Rows from a figure dataset
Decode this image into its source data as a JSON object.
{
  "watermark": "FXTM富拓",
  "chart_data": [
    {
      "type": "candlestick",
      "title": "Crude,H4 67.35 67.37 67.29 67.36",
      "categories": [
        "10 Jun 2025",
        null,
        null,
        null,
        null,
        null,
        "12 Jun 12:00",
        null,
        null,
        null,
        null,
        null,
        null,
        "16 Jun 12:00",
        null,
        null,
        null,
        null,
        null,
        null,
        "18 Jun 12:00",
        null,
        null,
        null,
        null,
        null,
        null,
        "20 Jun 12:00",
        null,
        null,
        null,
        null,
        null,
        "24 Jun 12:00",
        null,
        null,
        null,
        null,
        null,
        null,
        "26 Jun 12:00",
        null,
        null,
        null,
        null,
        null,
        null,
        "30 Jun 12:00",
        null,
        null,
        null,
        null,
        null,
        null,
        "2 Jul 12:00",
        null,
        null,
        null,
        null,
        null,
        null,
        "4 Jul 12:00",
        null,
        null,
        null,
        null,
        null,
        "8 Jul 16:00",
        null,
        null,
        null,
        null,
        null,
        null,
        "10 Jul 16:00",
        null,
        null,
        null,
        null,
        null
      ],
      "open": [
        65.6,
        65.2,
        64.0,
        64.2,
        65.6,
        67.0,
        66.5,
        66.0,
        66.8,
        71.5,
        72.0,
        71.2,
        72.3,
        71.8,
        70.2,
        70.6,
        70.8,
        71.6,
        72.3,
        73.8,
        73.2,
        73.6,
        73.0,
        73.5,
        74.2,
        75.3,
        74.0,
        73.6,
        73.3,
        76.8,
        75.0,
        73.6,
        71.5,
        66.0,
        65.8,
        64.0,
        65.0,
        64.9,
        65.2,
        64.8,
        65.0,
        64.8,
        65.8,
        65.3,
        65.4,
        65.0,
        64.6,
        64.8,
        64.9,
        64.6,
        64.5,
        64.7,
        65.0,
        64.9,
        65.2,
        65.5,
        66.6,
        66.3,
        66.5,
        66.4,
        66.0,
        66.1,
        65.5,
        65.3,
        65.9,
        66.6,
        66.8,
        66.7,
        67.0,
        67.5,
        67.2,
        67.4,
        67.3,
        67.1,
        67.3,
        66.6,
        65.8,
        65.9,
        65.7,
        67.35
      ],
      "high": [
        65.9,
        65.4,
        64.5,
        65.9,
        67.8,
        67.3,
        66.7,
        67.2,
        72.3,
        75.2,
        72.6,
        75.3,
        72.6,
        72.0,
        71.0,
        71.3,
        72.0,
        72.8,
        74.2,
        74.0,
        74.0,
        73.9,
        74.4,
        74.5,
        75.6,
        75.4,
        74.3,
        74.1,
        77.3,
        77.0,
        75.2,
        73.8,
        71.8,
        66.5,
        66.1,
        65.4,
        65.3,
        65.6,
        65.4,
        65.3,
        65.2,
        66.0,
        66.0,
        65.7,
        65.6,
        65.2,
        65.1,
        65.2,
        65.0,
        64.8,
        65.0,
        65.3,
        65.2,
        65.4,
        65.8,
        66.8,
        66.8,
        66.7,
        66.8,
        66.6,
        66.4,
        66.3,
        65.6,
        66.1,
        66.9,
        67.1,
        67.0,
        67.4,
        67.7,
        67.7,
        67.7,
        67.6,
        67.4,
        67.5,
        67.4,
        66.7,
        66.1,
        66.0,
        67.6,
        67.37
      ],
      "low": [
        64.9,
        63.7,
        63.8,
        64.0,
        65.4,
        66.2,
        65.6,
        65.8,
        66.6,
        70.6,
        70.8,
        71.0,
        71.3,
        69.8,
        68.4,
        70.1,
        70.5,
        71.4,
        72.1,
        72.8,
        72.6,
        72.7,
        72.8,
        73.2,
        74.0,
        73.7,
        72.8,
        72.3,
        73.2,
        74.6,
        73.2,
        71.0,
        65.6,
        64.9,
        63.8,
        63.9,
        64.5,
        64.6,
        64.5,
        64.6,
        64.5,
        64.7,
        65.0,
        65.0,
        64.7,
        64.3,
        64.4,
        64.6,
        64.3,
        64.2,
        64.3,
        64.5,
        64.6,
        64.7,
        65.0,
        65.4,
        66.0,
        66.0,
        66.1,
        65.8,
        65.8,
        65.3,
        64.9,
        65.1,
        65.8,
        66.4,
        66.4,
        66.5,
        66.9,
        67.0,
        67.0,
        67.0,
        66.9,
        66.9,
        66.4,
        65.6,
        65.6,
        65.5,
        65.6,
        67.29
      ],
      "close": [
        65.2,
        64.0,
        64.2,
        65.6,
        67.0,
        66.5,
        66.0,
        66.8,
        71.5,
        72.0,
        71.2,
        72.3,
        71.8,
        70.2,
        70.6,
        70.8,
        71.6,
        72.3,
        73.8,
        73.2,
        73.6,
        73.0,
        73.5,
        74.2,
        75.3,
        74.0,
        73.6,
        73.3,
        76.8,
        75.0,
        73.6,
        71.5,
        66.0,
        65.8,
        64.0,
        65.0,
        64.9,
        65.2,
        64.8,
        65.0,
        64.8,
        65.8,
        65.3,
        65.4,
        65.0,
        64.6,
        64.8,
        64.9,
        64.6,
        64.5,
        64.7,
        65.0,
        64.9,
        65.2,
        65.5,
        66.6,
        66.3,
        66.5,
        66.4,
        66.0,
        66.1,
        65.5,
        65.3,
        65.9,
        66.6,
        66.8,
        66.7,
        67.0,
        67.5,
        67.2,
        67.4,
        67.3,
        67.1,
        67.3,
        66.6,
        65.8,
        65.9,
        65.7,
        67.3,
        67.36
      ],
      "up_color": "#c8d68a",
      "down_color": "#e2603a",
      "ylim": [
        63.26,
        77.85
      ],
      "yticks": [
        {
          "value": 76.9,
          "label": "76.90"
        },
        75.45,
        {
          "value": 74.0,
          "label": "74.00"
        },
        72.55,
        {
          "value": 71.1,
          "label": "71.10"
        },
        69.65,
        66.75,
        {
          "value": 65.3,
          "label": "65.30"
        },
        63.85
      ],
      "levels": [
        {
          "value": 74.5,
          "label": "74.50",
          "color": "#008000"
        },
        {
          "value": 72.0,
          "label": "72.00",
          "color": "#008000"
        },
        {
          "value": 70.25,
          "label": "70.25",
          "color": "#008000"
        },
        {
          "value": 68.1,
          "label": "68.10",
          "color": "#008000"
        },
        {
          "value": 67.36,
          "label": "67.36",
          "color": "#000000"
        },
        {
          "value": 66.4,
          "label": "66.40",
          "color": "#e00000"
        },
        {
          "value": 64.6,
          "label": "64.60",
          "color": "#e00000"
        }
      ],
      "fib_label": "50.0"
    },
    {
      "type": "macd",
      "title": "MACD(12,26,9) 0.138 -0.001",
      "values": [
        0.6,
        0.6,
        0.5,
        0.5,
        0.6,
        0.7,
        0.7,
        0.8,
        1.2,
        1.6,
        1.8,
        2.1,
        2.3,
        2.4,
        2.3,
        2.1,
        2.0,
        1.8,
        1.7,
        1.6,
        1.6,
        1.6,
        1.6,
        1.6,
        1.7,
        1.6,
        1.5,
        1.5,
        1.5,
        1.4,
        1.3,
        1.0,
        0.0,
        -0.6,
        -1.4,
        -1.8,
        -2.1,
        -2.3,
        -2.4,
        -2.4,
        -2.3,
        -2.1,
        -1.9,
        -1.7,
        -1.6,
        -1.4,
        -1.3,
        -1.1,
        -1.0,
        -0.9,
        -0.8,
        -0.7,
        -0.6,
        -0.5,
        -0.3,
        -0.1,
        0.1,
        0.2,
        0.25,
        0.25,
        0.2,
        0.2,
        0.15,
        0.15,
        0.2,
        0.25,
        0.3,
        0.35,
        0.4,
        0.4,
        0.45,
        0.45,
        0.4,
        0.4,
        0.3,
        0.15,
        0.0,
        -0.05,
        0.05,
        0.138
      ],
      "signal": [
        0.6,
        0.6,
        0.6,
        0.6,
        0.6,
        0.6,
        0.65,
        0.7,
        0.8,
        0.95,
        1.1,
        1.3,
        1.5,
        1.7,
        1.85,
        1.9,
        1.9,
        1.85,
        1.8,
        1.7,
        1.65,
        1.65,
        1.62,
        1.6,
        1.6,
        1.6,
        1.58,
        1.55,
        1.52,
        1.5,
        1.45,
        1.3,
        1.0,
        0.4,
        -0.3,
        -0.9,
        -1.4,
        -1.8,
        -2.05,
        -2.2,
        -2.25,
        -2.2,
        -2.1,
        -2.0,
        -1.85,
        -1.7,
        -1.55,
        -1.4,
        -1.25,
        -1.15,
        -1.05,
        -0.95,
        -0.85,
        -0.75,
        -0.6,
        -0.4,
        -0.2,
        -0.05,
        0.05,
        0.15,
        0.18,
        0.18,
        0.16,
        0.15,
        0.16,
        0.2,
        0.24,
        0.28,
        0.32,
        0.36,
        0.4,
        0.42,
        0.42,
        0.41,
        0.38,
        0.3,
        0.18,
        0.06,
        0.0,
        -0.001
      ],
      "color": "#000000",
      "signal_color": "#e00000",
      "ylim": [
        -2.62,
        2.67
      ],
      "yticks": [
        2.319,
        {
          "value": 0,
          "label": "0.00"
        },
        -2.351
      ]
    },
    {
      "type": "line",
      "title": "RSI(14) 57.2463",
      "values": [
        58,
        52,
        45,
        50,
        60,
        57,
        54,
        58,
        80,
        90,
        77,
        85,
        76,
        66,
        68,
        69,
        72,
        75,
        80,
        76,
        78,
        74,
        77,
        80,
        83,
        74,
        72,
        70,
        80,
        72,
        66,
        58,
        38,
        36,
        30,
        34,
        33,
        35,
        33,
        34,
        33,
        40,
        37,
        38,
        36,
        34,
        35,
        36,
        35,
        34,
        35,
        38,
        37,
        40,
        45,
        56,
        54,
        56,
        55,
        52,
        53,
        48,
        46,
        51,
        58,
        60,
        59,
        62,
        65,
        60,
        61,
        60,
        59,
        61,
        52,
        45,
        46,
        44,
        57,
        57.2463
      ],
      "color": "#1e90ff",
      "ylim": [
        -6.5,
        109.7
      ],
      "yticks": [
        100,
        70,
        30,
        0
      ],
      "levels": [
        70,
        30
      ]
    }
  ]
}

- Prompt: Report all lines of the material that contain the word "type".

- Task solution:
      "type": "candlestick",
      "type": "macd",
      "type": "line",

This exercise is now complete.